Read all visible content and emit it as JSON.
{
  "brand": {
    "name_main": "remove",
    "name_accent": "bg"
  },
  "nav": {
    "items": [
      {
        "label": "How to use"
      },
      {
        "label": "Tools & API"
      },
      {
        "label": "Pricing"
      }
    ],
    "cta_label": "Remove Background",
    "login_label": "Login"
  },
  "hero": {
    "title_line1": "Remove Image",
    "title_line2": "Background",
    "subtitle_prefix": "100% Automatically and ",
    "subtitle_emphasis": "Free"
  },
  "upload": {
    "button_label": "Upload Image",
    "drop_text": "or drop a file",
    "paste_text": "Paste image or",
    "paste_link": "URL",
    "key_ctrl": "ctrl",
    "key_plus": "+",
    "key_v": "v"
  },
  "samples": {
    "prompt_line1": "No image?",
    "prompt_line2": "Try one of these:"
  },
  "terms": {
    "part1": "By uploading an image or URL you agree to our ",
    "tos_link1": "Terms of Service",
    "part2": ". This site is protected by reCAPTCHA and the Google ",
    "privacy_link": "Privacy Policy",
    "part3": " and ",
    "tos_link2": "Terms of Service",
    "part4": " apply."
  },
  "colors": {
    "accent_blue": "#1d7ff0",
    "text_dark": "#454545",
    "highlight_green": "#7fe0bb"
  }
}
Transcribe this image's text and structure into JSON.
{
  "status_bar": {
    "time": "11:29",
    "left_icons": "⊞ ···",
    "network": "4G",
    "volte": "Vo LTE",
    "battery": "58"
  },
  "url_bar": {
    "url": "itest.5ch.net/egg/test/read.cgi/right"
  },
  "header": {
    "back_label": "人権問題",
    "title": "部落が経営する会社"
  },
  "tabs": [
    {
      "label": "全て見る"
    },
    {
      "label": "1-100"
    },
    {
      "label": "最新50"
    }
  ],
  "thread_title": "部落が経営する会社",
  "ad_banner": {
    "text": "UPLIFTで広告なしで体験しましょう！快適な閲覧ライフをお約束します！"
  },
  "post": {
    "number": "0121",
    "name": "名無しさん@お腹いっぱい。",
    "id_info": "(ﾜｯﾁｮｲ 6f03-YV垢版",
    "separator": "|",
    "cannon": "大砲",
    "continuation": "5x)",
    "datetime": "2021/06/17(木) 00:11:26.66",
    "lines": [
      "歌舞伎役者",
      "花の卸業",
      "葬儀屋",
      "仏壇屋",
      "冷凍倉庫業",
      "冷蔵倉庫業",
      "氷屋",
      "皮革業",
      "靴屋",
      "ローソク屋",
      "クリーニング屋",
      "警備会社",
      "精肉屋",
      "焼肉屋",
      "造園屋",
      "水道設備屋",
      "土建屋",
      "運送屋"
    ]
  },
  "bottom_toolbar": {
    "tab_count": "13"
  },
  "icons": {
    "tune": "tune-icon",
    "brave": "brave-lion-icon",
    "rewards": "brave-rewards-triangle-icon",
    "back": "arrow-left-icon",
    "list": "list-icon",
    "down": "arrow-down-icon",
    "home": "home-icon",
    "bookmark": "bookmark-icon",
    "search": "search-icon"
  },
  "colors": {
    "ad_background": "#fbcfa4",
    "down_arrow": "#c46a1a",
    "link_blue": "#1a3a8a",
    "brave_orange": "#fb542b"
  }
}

* Task objective
The records above should be repeated in full, exactly as given.

* Solution to the problem
Read all visible content and emit it as JSON.
{
  "brand": {
    "name_main": "remove",
    "name_accent": "bg"
  },
  "nav": {
    "items": [
      {
        "label": "How to use"
      },
      {
        "label": "Tools & API"
      },
      {
        "label": "Pricing"
      }
    ],
    "cta_label": "Remove Background",
    "login_label": "Login"
  },
  "hero": {
    "title_line1": "Remove Image",
    "title_line2": "Background",
    "subtitle_prefix": "100% Automatically and ",
    "subtitle_emphasis": "Free"
  },
  "upload": {
    "button_label": "Upload Image",
    "drop_text": "or drop a file",
    "paste_text": "Paste image or",
    "paste_link": "URL",
    "key_ctrl": "ctrl",
    "key_plus": "+",
    "key_v": "v"
  },
  "samples": {
    "prompt_line1": "No image?",
    "prompt_line2": "Try one of these:"
  },
  "terms": {
    "part1": "By uploading an image or URL you agree to our ",
    "tos_link1": "Terms of Service",
    "part2": ". This site is protected by reCAPTCHA and the Google ",
    "privacy_link": "Privacy Policy",
    "part3": " and ",
    "tos_link2": "Terms of Service",
    "part4": " apply."
  },
  "colors": {
    "accent_blue": "#1d7ff0",
    "text_dark": "#454545",
    "highlight_green": "#7fe0bb"
  }
}
Transcribe this image's text and structure into JSON.
{
  "status_bar": {
    "time": "11:29",
    "left_icons": "⊞ ···",
    "network": "4G",
    "volte": "Vo LTE",
    "battery": "58"
  },
  "url_bar": {
    "url": "itest.5ch.net/egg/test/read.cgi/right"
  },
  "header": {
    "back_label": "人権問題",
    "title": "部落が経営する会社"
  },
  "tabs": [
    {
      "label": "全て見る"
    },
    {
      "label": "1-100"
    },
    {
      "label": "最新50"
    }
  ],
  "thread_title": "部落が経営する会社",
  "ad_banner": {
    "text": "UPLIFTで広告なしで体験しましょう！快適な閲覧ライフをお約束します！"
  },
  "post": {
    "number": "0121",
    "name": "名無しさん@お腹いっぱい。",
    "id_info": "(ﾜｯﾁｮｲ 6f03-YV垢版",
    "separator": "|",
    "cannon": "大砲",
    "continuation": "5x)",
    "datetime": "2021/06/17(木) 00:11:26.66",
    "lines": [
      "歌舞伎役者",
      "花の卸業",
      "葬儀屋",
      "仏壇屋",
      "冷凍倉庫業",
      "冷蔵倉庫業",
      "氷屋",
      "皮革業",
      "靴屋",
      "ローソク屋",
      "クリーニング屋",
      "警備会社",
      "精肉屋",
      "焼肉屋",
      "造園屋",
      "水道設備屋",
      "土建屋",
      "運送屋"
    ]
  },
  "bottom_toolbar": {
    "tab_count": "13"
  },
  "icons": {
    "tune": "tune-icon",
    "brave": "brave-lion-icon",
    "rewards": "brave-rewards-triangle-icon",
    "back": "arrow-left-icon",
    "list": "list-icon",
    "down": "arrow-down-icon",
    "home": "home-icon",
    "bookmark": "bookmark-icon",
    "search": "search-icon"
  },
  "colors": {
    "ad_background": "#fbcfa4",
    "down_arrow": "#c46a1a",
    "link_blue": "#1a3a8a",
    "brave_orange": "#fb542b"
  }
}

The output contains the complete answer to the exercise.